* [Source text]
----

Re: non-bulk inserts and tuple routing - Mailing list pgsql-hackers

From Etsuro Fujita
Subject Re: non-bulk inserts and tuple routing
Date
Msg-id 5A783549.4020409@lab.ntt.co.jp
Whole thread Raw
In response to Re: non-bulk inserts and tuple routing  (Amit Langote <Langote_Amit_f8@lab.ntt.co.jp>)
Responses Re: non-bulk inserts and tuple routing
Re: non-bulk inserts and tuple routing
List pgsql-hackers
(2018/02/05 14:34), Amit Langote wrote:
> On 2018/02/02 19:56, Etsuro Fujita wrote:
>> * ExecInitPartitionResultRelInfo is called from ExecFindPartition, but we
>> could call that another way; in ExecInsert/CopyFrom we call that after
>> ExecFindPartition if the partition chosen by ExecFindPartition has not
>> been initialized yet.  Maybe either would be OK, but I like that because I
>> think that would not only better divide that labor but better fit into the
>> existing code in ExecInsert/CopyFrom IMO.
>
> I see no problem with that, so done that way.

Thanks.

>> * In ExecInitPartitionResultRelInfo:
>> +       /*
>> +        * Note that the entries in this list appear in no predetermined
>> +        * order as result of initializing partition result rels as and when
>> +        * they're needed.
>> +        */
>> +       estate->es_leaf_result_relations =
>> + lappend(estate->es_leaf_result_relations,
>> +                                           leaf_part_rri);
>>
>> Is it OK to put this within the "if (leaf_part_rri == NULL)" block?
>
> Good catch.  I moved it outside the block.  I was under the impression
> that leaf result relations that were reused from the
> mtstate->resultRelInfo arrary would have already been added to the list,
> but it seems they are not.

----

* [Material provided]
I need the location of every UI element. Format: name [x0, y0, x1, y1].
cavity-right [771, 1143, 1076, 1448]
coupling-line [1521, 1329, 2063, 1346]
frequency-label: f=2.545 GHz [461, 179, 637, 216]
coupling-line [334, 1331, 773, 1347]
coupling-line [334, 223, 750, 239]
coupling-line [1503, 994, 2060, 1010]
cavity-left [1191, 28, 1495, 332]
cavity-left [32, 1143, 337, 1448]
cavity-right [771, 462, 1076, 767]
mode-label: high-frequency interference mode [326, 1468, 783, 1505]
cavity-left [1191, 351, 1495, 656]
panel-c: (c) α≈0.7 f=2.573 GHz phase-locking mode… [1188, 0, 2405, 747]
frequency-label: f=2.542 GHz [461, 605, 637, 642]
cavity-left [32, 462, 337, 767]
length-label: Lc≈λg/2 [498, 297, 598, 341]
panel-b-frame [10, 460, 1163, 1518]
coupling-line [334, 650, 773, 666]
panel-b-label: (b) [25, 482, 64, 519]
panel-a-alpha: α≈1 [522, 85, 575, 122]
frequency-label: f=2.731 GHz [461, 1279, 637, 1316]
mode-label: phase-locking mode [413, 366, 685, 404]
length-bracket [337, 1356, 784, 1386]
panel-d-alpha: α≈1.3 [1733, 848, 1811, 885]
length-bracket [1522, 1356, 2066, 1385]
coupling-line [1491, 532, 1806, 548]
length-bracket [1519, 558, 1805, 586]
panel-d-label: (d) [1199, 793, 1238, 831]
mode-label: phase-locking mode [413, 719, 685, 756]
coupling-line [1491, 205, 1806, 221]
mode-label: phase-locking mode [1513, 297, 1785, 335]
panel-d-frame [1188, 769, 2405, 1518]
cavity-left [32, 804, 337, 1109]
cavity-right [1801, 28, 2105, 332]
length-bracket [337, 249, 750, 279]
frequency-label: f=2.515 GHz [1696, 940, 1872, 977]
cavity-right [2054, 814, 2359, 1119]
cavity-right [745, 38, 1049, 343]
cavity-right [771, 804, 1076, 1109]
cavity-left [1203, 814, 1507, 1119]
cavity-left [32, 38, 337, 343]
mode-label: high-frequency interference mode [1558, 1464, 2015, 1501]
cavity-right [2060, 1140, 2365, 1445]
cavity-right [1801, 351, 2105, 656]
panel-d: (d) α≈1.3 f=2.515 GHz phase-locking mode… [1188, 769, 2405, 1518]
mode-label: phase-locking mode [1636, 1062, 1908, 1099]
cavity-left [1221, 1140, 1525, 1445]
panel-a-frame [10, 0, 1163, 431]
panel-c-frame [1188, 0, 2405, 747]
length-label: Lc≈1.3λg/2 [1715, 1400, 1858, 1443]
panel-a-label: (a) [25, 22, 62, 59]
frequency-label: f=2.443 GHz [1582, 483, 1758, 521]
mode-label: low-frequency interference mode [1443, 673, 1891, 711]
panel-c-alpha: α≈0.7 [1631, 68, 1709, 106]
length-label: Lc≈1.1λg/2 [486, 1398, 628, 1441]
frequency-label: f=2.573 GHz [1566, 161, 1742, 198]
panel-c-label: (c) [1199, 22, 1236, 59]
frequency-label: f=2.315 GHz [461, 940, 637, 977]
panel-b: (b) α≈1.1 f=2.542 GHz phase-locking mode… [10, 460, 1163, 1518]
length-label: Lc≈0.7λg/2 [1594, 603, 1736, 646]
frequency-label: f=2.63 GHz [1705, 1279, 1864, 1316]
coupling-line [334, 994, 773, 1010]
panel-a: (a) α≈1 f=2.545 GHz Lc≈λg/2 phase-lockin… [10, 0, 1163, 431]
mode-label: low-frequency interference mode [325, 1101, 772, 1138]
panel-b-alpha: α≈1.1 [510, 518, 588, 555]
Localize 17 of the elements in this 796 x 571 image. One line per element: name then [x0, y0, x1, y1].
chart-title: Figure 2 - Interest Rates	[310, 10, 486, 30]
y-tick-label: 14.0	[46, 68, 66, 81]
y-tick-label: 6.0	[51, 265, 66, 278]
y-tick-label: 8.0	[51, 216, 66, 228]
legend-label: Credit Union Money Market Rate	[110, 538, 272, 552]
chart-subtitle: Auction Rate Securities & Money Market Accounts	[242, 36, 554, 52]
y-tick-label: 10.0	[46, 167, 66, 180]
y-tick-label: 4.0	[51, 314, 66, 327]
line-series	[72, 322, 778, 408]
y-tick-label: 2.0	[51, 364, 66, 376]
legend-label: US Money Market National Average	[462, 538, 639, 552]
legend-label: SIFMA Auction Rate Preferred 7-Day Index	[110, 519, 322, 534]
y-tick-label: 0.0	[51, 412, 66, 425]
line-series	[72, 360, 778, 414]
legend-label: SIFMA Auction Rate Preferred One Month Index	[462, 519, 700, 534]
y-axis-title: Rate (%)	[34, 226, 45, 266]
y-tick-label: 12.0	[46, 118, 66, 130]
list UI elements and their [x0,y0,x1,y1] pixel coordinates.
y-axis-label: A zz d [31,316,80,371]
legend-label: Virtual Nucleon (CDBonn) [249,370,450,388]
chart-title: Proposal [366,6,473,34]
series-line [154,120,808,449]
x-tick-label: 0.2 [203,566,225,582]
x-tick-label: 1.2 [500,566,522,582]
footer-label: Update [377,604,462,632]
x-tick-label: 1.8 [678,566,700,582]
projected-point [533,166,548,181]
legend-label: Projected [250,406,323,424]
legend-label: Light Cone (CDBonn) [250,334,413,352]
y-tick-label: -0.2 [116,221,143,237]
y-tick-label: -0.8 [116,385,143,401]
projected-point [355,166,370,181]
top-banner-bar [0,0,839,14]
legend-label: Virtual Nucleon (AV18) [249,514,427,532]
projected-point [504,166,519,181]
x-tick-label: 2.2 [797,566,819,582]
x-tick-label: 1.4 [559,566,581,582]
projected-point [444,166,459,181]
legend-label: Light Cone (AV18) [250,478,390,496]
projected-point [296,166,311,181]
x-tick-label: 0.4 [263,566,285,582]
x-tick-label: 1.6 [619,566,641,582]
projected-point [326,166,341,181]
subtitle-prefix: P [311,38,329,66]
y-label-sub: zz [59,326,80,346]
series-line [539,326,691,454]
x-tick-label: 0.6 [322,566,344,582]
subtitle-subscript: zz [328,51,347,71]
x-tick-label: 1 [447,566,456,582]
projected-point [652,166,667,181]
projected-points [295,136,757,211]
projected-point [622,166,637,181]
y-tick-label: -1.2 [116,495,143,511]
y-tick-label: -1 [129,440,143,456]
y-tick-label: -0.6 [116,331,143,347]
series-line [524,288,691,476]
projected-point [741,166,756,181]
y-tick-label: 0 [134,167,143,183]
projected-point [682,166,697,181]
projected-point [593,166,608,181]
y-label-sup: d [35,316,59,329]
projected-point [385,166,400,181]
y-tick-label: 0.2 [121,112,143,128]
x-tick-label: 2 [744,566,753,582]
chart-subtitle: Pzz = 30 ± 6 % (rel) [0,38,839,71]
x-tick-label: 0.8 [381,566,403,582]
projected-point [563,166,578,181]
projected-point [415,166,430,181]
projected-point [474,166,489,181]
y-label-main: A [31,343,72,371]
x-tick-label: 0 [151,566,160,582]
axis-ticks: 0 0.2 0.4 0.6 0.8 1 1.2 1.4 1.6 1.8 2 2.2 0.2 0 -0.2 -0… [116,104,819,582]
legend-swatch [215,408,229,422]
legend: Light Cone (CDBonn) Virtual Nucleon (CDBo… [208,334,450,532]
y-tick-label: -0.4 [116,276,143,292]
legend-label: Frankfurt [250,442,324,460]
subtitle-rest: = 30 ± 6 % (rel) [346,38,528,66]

----

* [Objectives]
(1) Translate the sentence "I moved it outside the block." from the pgsql-hackers message into German.
(2) Reproduce the stretch of the pgsql-hackers message from "Responses Re: non-bulk" through "done that way.".
(3) In the pgsql-hackers message, where did Amit Langote move the code that appends leaf_part_rri to estate->es_leaf_result_relations?

* [Set of answers]
(1) Ich habe es aus dem Block herausverschoben.

(2)
Responses Re: non-bulk inserts and tuple routing
Re: non-bulk inserts and tuple routing
List pgsql-hackers
(2018/02/05 14:34), Amit Langote wrote:
> On 2018/02/02 19:56, Etsuro Fujita wrote:
>> * ExecInitPartitionResultRelInfo is called from ExecFindPartition, but we
>> could call that another way; in ExecInsert/CopyFrom we call that after
>> ExecFindPartition if the partition chosen by ExecFindPartition has not
>> been initialized yet.  Maybe either would be OK, but I like that because I
>> think that would not only better divide that labor but better fit into the
>> existing code in ExecInsert/CopyFrom IMO.
>
> I see no problem with that, so done that way.

(3) Outside the "if (leaf_part_rri == NULL)" block.